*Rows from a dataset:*
* * * *

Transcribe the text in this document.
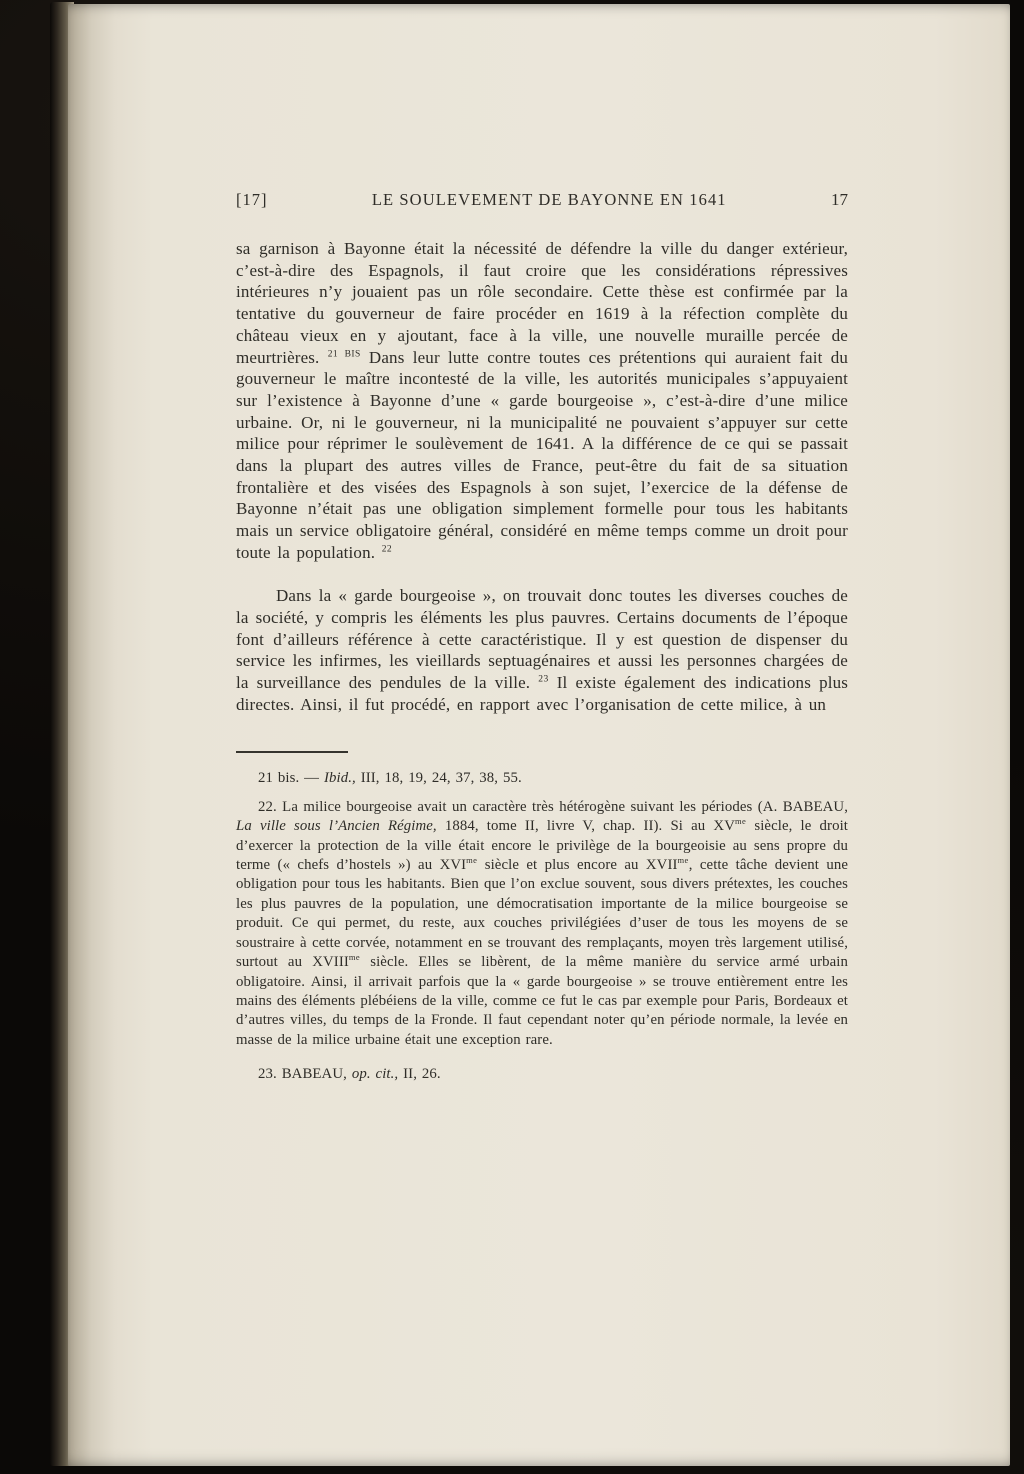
[17]	LE SOULEVEMENT DE BAYONNE EN 1641	17

sa garnison à Bayonne était la nécessité de défendre la ville du danger extérieur, c’est-à-dire des Espagnols, il faut croire que les considérations répressives intérieures n’y jouaient pas un rôle secondaire. Cette thèse est confirmée par la tentative du gouverneur de faire procéder en 1619 à la réfection complète du château vieux en y ajoutant, face à la ville, une nouvelle muraille percée de meurtrières. $^{21 BIS}$ Dans leur lutte contre toutes ces prétentions qui auraient fait du gouverneur le maître incontesté de la ville, les autorités municipales s’appuyaient sur l’existence à Bayonne d’une « garde bourgeoise », c’est-à-dire d’une milice urbaine. Or, ni le gouverneur, ni la municipalité ne pouvaient s’appuyer sur cette milice pour réprimer le soulèvement de 1641. A la différence de ce qui se passait dans la plupart des autres villes de France, peut-être du fait de sa situation frontalière et des visées des Espagnols à son sujet, l’exercice de la défense de Bayonne n’était pas une obligation simplement formelle pour tous les habitants mais un service obligatoire général, considéré en même temps comme un droit pour toute la population. $^{22}$

Dans la « garde bourgeoise », on trouvait donc toutes les diverses couches de la société, y compris les éléments les plus pauvres. Certains documents de l’époque font d’ailleurs référence à cette caractéristique. Il y est question de dispenser du service les infirmes, les vieillards septuagénaires et aussi les personnes chargées de la surveillance des pendules de la ville. $^{23}$ Il existe également des indications plus directes. Ainsi, il fut procédé, en rapport avec l’organisation de cette milice, à un

21 bis. — Ibid., III, 18, 19, 24, 37, 38, 55.

22. La milice bourgeoise avait un caractère très hétérogène suivant les périodes (A. BABEAU, La ville sous l’Ancien Régime, 1884, tome II, livre V, chap. II). Si au $XV^{me}$ siècle, le droit d’exercer la protection de la ville était encore le privilège de la bourgeoisie au sens propre du terme (« chefs d’hostels ») au $XVI^{me}$ siècle et plus encore au $XVII^{me}$, cette tâche devient une obligation pour tous les habitants. Bien que l’on exclue souvent, sous divers prétextes, les couches les plus pauvres de la population, une démocratisation importante de la milice bourgeoise se produit. Ce qui permet, du reste, aux couches privilégiées d’user de tous les moyens de se soustraire à cette corvée, notamment en se trouvant des remplaçants, moyen très largement utilisé, surtout au $XVIII^{me}$ siècle. Elles se libèrent, de la même manière du service armé urbain obligatoire. Ainsi, il arrivait parfois que la « garde bourgeoise » se trouve entièrement entre les mains des éléments plébéiens de la ville, comme ce fut le cas par exemple pour Paris, Bordeaux et d’autres villes, du temps de la Fronde. Il faut cependant noter qu’en période normale, la levée en masse de la milice urbaine était une exception rare.

23. BABEAU, op. cit., II, 26.
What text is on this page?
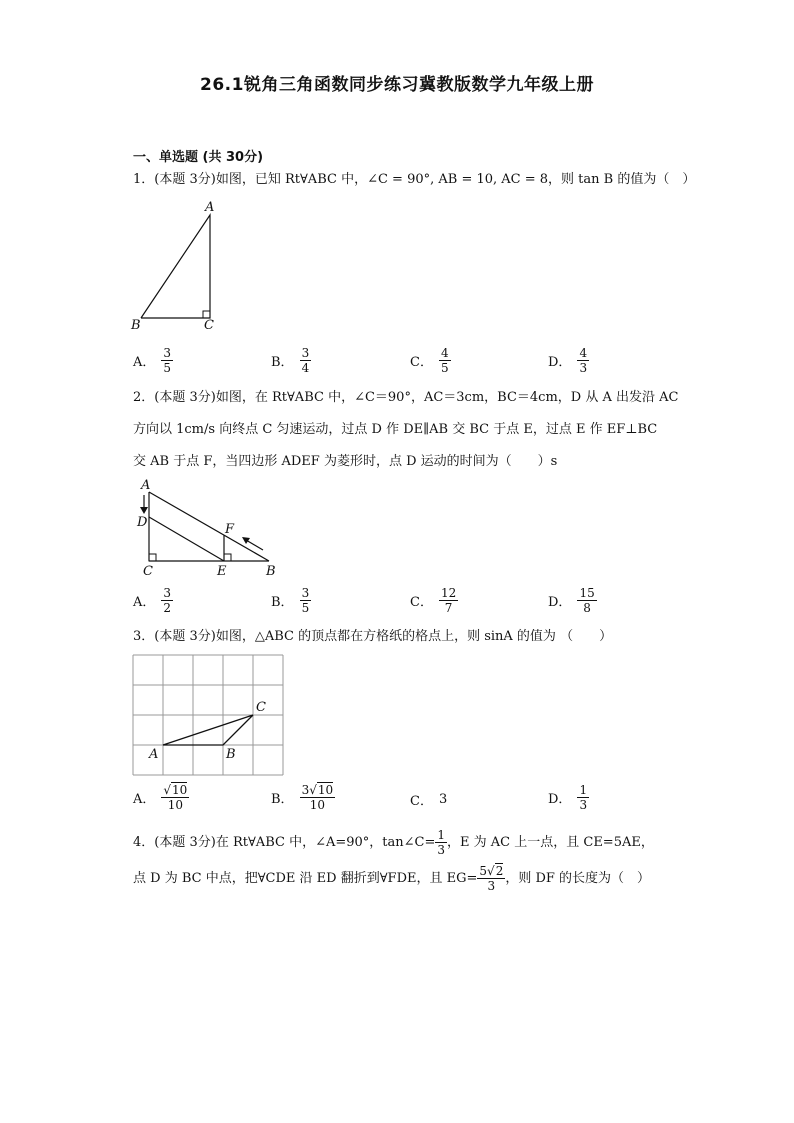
26.1锐角三角函数同步练习冀教版数学九年级上册
一、单选题 (共 30分)
1．(本题 3分)如图，已知 Rt∀ABC 中，∠C = 90°, AB = 10, AC = 8，则 tan B 的值为（　）
A
B	C
A． $\frac{3}{5}$	B． $\frac{3}{4}$	C． $\frac{4}{5}$	D． $\frac{4}{3}$
2．(本题 3分)如图，在 Rt∀ABC 中，∠C＝90°，AC＝3cm，BC＝4cm，D 从 A 出发沿 AC
方向以 1cm/s 向终点 C 匀速运动，过点 D 作 DE∥AB 交 BC 于点 E，过点 E 作 EF⊥BC
交 AB 于点 F，当四边形 ADEF 为菱形时，点 D 运动的时间为（　　）s
A
D	F
C	E	B
A． $\frac{3}{2}$	B． $\frac{3}{5}$	C． $\frac{12}{7}$	D． $\frac{15}{8}$
3．(本题 3分)如图，△ABC 的顶点都在方格纸的格点上，则 sinA 的值为 （　　）
A	B
C
A． $\frac{√10}{10}$	B． $\frac{3√10}{10}$	C． 3	D． $\frac{1}{3}$
4．(本题 3分)在 Rt∀ABC 中，∠A=90°，tan∠C= $\frac{1}{3}$ ，E 为 AC 上一点，且 CE=5AE，
点 D 为 BC 中点，把∀CDE 沿 ED 翻折到∀FDE，且 $EG= \frac{5√2}{3}$ ，则 DF 的长度为（　）
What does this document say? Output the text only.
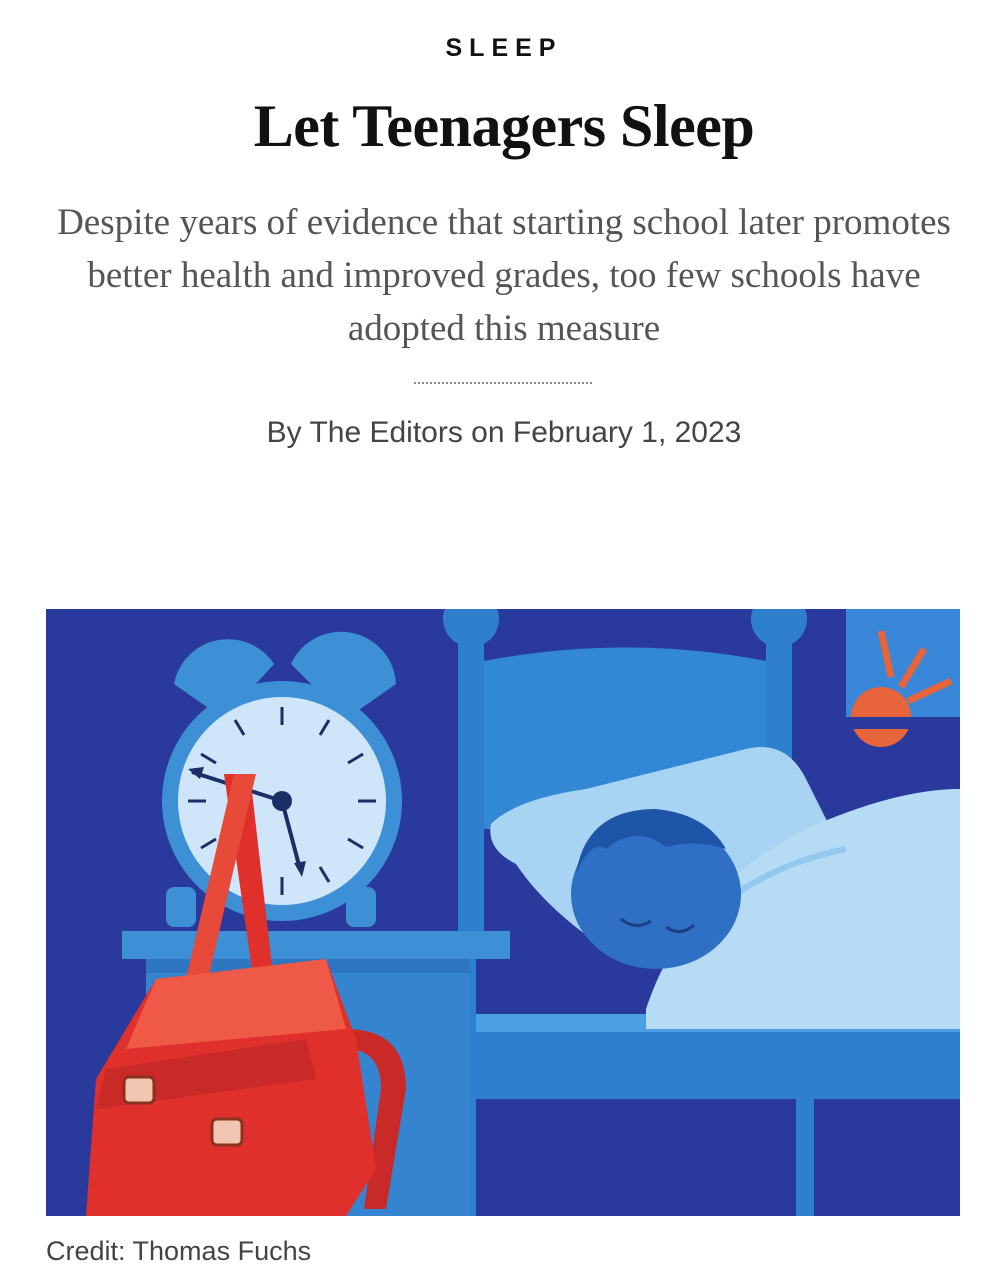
SLEEP
Let Teenagers Sleep

Despite years of evidence that starting school later promotes better health and improved grades, too few schools have adopted this measure

By The Editors on February 1, 2023
Credit: Thomas Fuchs
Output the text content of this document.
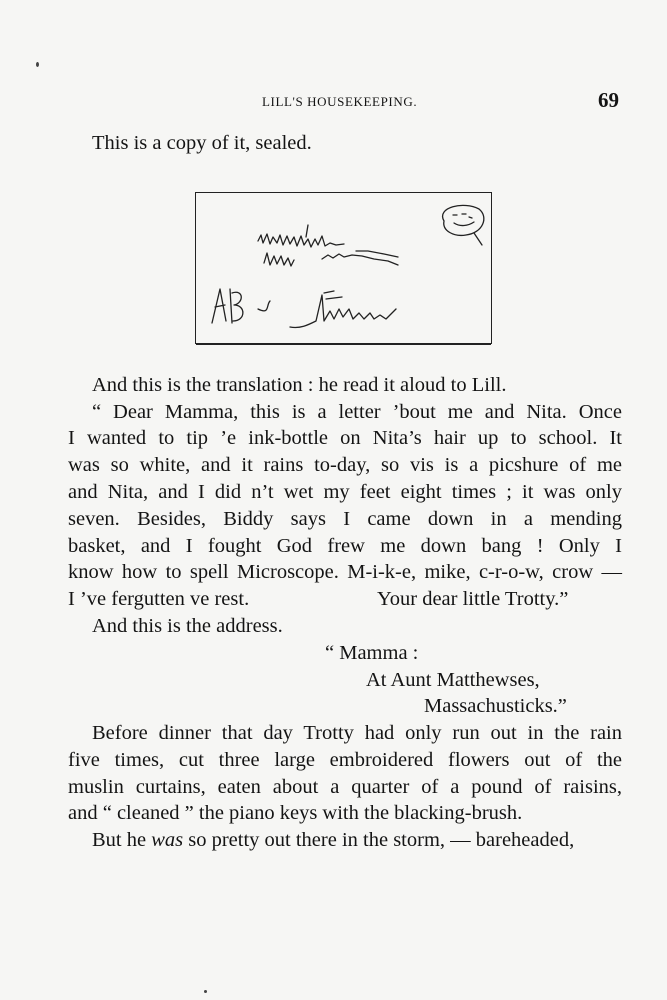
LILL'S HOUSEKEEPING.	69
This is a copy of it, sealed.
And this is the translation : he read it aloud to Lill.
“ Dear Mamma, this is a letter ’bout me and Nita. Once
I wanted to tip ’e ink-bottle on Nita’s hair up to school. It
was so white, and it rains to-day, so vis is a picshure of me
and Nita, and I did n’t wet my feet eight times ; it was only
seven. Besides, Biddy says I came down in a mending
basket, and I fought God frew me down bang ! Only I
know how to spell Microscope. M-i-k-e, mike, c-r-o-w, crow —
I ’ve fergutten ve rest.	Your dear little Trotty.”
And this is the address.
“ Mamma :
At Aunt Matthewses,
Massachusticks.”
Before dinner that day Trotty had only run out in the rain
five times, cut three large embroidered flowers out of the
muslin curtains, eaten about a quarter of a pound of raisins,
and “ cleaned ” the piano keys with the blacking-brush.
But he was so pretty out there in the storm, — bareheaded,
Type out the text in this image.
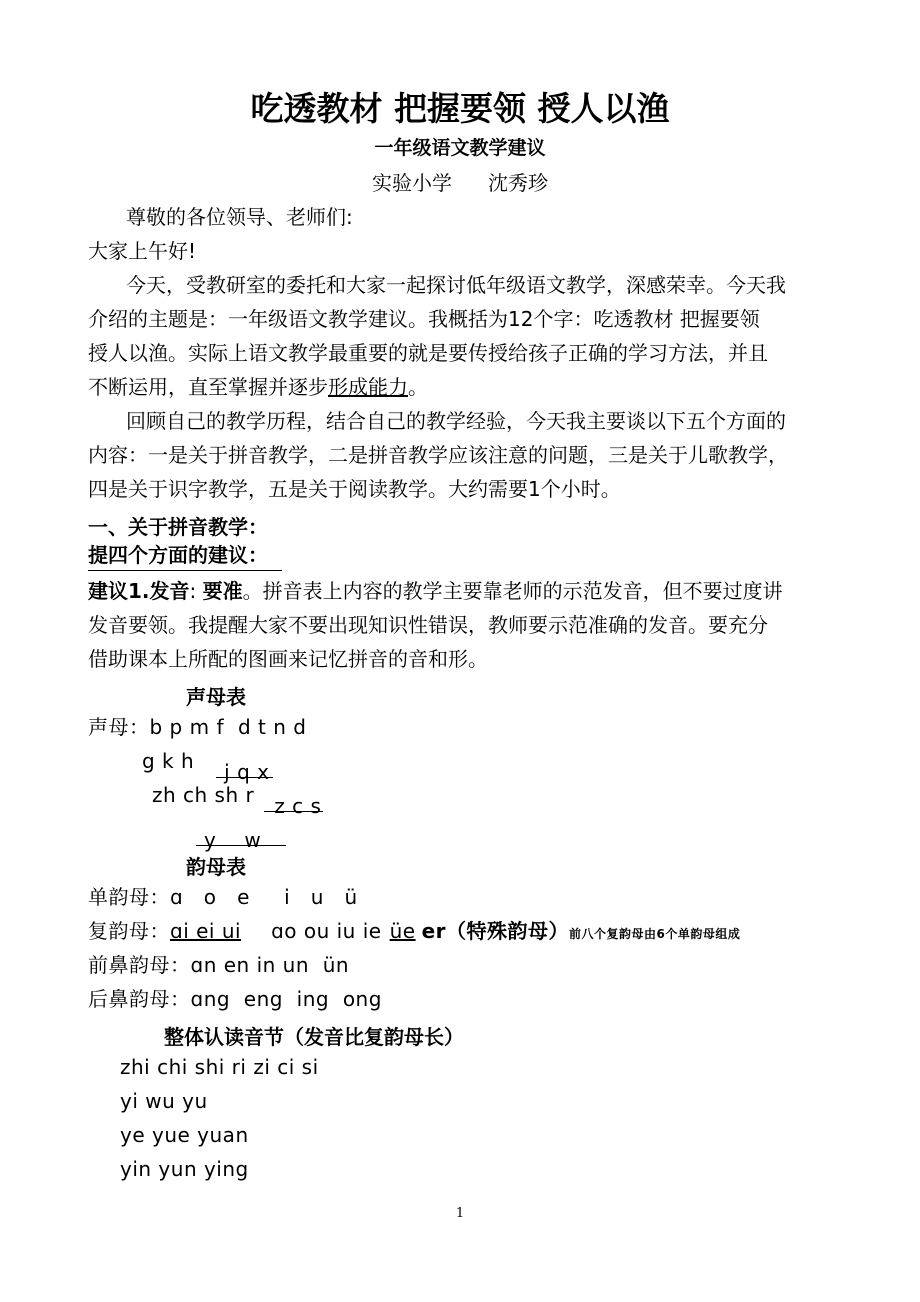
吃透教材 把握要领 授人以渔
一年级语文教学建议
实验小学 沈秀珍
尊敬的各位领导、老师们:
大家上午好!
今天，受教研室的委托和大家一起探讨低年级语文教学，深感荣幸。今天我
介绍的主题是：一年级语文教学建议。我概括为12个字：吃透教材 把握要领
授人以渔。实际上语文教学最重要的就是要传授给孩子正确的学习方法，并且
不断运用，直至掌握并逐步形成能力。
回顾自己的教学历程，结合自己的教学经验，今天我主要谈以下五个方面的
内容：一是关于拼音教学，二是拼音教学应该注意的问题，三是关于儿歌教学，
四是关于识字教学，五是关于阅读教学。大约需要1个小时。
一、关于拼音教学：
提四个方面的建议：
建议1.发音: 要准。拼音表上内容的教学主要靠老师的示范发音，但不要过度讲
发音要领。我提醒大家不要出现知识性错误，教师要示范准确的发音。要充分
借助课本上所配的图画来记忆拼音的音和形。
声母表
声母：b p m f d t n d
g k h j q x
zh ch sh r z c s
y w
韵母表
单韵母：ɑ   o   e     i   u   ü
复韵母：ɑi ei ui ɑo ou iu ie üe er（特殊韵母）前八个复韵母由6个单韵母组成
前鼻韵母：ɑn en in un  ün
后鼻韵母：ɑng  eng  ing  ong
整体认读音节（发音比复韵母长）
zhi chi shi ri zi ci si
yi wu yu
ye yue yuan
yin yun ying
1
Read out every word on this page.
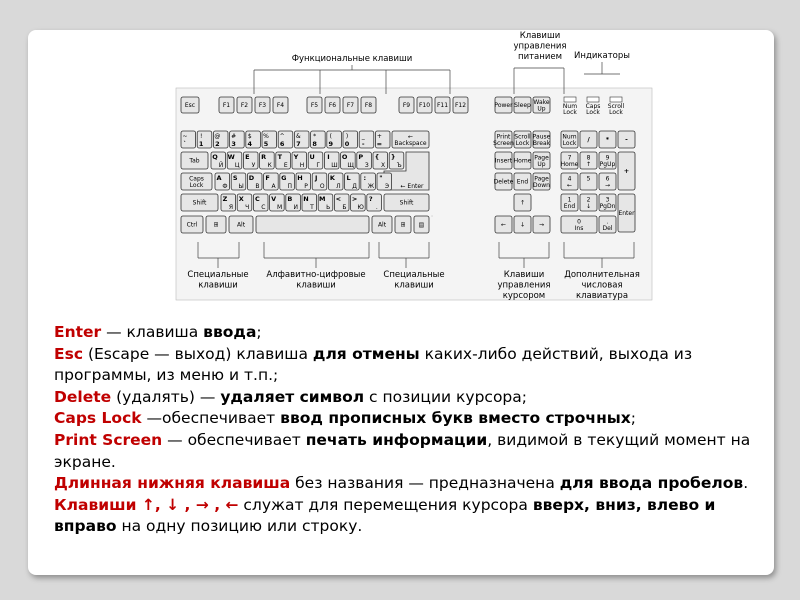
Функциональные клавиши
Клавиши
управления
питанием Индикаторы
Esc	F1 F2 F3 F4	F5 F6 F7 F8	F9 F10 F11 F12	Power Sleep Wake
Up	Num
Lock
Caps
Lock
Scroll
Lock
~
`
!
1
@
2
#
3
$
4
%
5
^
6
&
7
*
8
(
9
)
0
_
-
+
=
←
Backspace
Tab Q
Й
W
Ц
E
У
R
К
T
Е
Y
Н
U
Г
I
Ш
O
Щ
P
З
{
Х
}
Ъ
← Enter
Caps
Lock
A
Ф
S
Ы
D
В
F
А
G
П
H
Р
J
О
K
Л
L
Д
:
Ж
"
Э
Shift	Z
Я
X
Ч
C
С
V
М
B
И
N
Т
M
Ь
<
Б
>
Ю
?
.
Shift
Ctrl	⊞	Alt	Alt ⊞ ▤
Print
Screen
Scroll
Lock
Pause
Break
Insert Home Page
Up
Delete End Page
Down
↑
← ↓ →
Num
Lock / * -
7
Home
8
↑
9
PgUp
+
4
←
5	6
→
1
End
2
↓
3
PgDn
Enter
0
Ins
.
Del
Специальные
клавиши
Алфавитно-цифровые
клавиши
Специальные
клавиши
Клавиши
управления
курсором
Дополнительная
числовая
клавиатура

Enter — клавиша ввода;

Esc (Escape — выход) клавиша для отмены каких-либо действий, выхода из программы, из меню и т.п.;

Delete (удалять) — удаляет символ с позиции курсора;

Caps Lock —обеспечивает ввод прописных букв вместо строчных;

Print Screen — обеспечивает печать информации, видимой в текущий момент на экране.

Длинная нижняя клавиша без названия — предназначена для ввода пробелов.

Клавиши ↑, ↓ , → , ← служат для перемещения курсора вверх, вниз, влево и вправо на одну позицию или строку.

* * * *

*WHAT TO DO:* Scan the listing above. Collect all lines with the word "frac".

*EXERCISE ANSWER:*
A． $\frac{3}{5}$	B． $\frac{3}{4}$	C． $\frac{4}{5}$	D． $\frac{4}{3}$
A． $\frac{3}{2}$	B． $\frac{3}{5}$	C． $\frac{12}{7}$	D． $\frac{15}{8}$
A． $\frac{√10}{10}$	B． $\frac{3√10}{10}$	C． 3	D． $\frac{1}{3}$
4．(本题 3分)在 Rt∀ABC 中，∠A=90°，tan∠C= $\frac{1}{3}$ ，E 为 AC 上一点，且 CE=5AE，
点 D 为 BC 中点，把∀CDE 沿 ED 翻折到∀FDE，且 $EG= \frac{5√2}{3}$ ，则 DF 的长度为（　）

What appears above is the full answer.